▸ **Goal**
Transcribe the material in full, exactly as written.

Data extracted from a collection
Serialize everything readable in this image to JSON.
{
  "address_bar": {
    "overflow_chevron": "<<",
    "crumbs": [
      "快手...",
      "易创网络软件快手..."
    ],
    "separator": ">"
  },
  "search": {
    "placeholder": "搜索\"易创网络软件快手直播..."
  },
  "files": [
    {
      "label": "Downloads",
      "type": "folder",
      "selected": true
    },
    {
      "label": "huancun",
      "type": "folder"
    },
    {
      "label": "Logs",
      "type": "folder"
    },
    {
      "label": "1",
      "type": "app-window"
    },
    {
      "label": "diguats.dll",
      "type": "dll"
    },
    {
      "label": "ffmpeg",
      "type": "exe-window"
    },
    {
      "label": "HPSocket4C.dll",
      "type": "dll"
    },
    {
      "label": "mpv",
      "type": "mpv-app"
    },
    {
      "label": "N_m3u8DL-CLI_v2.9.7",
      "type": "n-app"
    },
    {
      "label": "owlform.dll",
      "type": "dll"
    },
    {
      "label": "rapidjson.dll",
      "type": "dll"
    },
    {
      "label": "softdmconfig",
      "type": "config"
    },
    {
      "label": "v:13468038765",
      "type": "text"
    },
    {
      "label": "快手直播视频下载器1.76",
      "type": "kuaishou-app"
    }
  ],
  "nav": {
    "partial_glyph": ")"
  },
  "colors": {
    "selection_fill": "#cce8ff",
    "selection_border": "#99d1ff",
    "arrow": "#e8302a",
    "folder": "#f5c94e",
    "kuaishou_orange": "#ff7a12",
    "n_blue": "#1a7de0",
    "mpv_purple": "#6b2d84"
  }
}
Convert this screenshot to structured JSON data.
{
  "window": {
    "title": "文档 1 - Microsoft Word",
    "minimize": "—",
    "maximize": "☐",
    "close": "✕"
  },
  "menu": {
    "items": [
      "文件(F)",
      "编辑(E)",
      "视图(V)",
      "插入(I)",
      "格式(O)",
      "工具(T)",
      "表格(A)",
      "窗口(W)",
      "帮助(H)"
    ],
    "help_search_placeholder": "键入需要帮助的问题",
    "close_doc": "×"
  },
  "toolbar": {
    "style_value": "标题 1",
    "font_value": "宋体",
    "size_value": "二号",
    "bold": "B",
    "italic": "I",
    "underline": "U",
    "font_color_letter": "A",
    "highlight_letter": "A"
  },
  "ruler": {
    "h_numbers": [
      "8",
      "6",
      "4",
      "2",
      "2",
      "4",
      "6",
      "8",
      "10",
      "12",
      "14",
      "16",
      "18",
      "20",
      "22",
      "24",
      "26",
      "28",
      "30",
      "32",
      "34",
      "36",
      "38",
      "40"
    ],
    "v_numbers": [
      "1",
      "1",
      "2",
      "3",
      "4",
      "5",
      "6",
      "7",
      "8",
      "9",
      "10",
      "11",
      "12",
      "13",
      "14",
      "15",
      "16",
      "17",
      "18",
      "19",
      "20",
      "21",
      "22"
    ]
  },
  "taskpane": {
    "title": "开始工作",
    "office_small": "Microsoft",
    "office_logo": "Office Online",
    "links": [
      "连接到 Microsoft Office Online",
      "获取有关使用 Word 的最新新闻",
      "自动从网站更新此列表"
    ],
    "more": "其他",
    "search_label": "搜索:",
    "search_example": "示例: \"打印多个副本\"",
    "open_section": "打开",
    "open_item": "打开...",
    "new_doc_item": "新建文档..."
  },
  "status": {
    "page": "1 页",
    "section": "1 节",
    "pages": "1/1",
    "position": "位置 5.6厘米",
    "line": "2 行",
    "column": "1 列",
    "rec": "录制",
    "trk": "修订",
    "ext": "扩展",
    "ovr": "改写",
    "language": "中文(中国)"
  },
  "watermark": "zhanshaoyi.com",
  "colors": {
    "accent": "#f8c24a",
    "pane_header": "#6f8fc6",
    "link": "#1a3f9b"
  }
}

▸ **Expected answer**
Serialize everything readable in this image to JSON.
{
  "address_bar": {
    "overflow_chevron": "<<",
    "crumbs": [
      "快手...",
      "易创网络软件快手..."
    ],
    "separator": ">"
  },
  "search": {
    "placeholder": "搜索\"易创网络软件快手直播..."
  },
  "files": [
    {
      "label": "Downloads",
      "type": "folder",
      "selected": true
    },
    {
      "label": "huancun",
      "type": "folder"
    },
    {
      "label": "Logs",
      "type": "folder"
    },
    {
      "label": "1",
      "type": "app-window"
    },
    {
      "label": "diguats.dll",
      "type": "dll"
    },
    {
      "label": "ffmpeg",
      "type": "exe-window"
    },
    {
      "label": "HPSocket4C.dll",
      "type": "dll"
    },
    {
      "label": "mpv",
      "type": "mpv-app"
    },
    {
      "label": "N_m3u8DL-CLI_v2.9.7",
      "type": "n-app"
    },
    {
      "label": "owlform.dll",
      "type": "dll"
    },
    {
      "label": "rapidjson.dll",
      "type": "dll"
    },
    {
      "label": "softdmconfig",
      "type": "config"
    },
    {
      "label": "v:13468038765",
      "type": "text"
    },
    {
      "label": "快手直播视频下载器1.76",
      "type": "kuaishou-app"
    }
  ],
  "nav": {
    "partial_glyph": ")"
  },
  "colors": {
    "selection_fill": "#cce8ff",
    "selection_border": "#99d1ff",
    "arrow": "#e8302a",
    "folder": "#f5c94e",
    "kuaishou_orange": "#ff7a12",
    "n_blue": "#1a7de0",
    "mpv_purple": "#6b2d84"
  }
}
Convert this screenshot to structured JSON data.
{
  "window": {
    "title": "文档 1 - Microsoft Word",
    "minimize": "—",
    "maximize": "☐",
    "close": "✕"
  },
  "menu": {
    "items": [
      "文件(F)",
      "编辑(E)",
      "视图(V)",
      "插入(I)",
      "格式(O)",
      "工具(T)",
      "表格(A)",
      "窗口(W)",
      "帮助(H)"
    ],
    "help_search_placeholder": "键入需要帮助的问题",
    "close_doc": "×"
  },
  "toolbar": {
    "style_value": "标题 1",
    "font_value": "宋体",
    "size_value": "二号",
    "bold": "B",
    "italic": "I",
    "underline": "U",
    "font_color_letter": "A",
    "highlight_letter": "A"
  },
  "ruler": {
    "h_numbers": [
      "8",
      "6",
      "4",
      "2",
      "2",
      "4",
      "6",
      "8",
      "10",
      "12",
      "14",
      "16",
      "18",
      "20",
      "22",
      "24",
      "26",
      "28",
      "30",
      "32",
      "34",
      "36",
      "38",
      "40"
    ],
    "v_numbers": [
      "1",
      "1",
      "2",
      "3",
      "4",
      "5",
      "6",
      "7",
      "8",
      "9",
      "10",
      "11",
      "12",
      "13",
      "14",
      "15",
      "16",
      "17",
      "18",
      "19",
      "20",
      "21",
      "22"
    ]
  },
  "taskpane": {
    "title": "开始工作",
    "office_small": "Microsoft",
    "office_logo": "Office Online",
    "links": [
      "连接到 Microsoft Office Online",
      "获取有关使用 Word 的最新新闻",
      "自动从网站更新此列表"
    ],
    "more": "其他",
    "search_label": "搜索:",
    "search_example": "示例: \"打印多个副本\"",
    "open_section": "打开",
    "open_item": "打开...",
    "new_doc_item": "新建文档..."
  },
  "status": {
    "page": "1 页",
    "section": "1 节",
    "pages": "1/1",
    "position": "位置 5.6厘米",
    "line": "2 行",
    "column": "1 列",
    "rec": "录制",
    "trk": "修订",
    "ext": "扩展",
    "ovr": "改写",
    "language": "中文(中国)"
  },
  "watermark": "zhanshaoyi.com",
  "colors": {
    "accent": "#f8c24a",
    "pane_header": "#6f8fc6",
    "link": "#1a3f9b"
  }
}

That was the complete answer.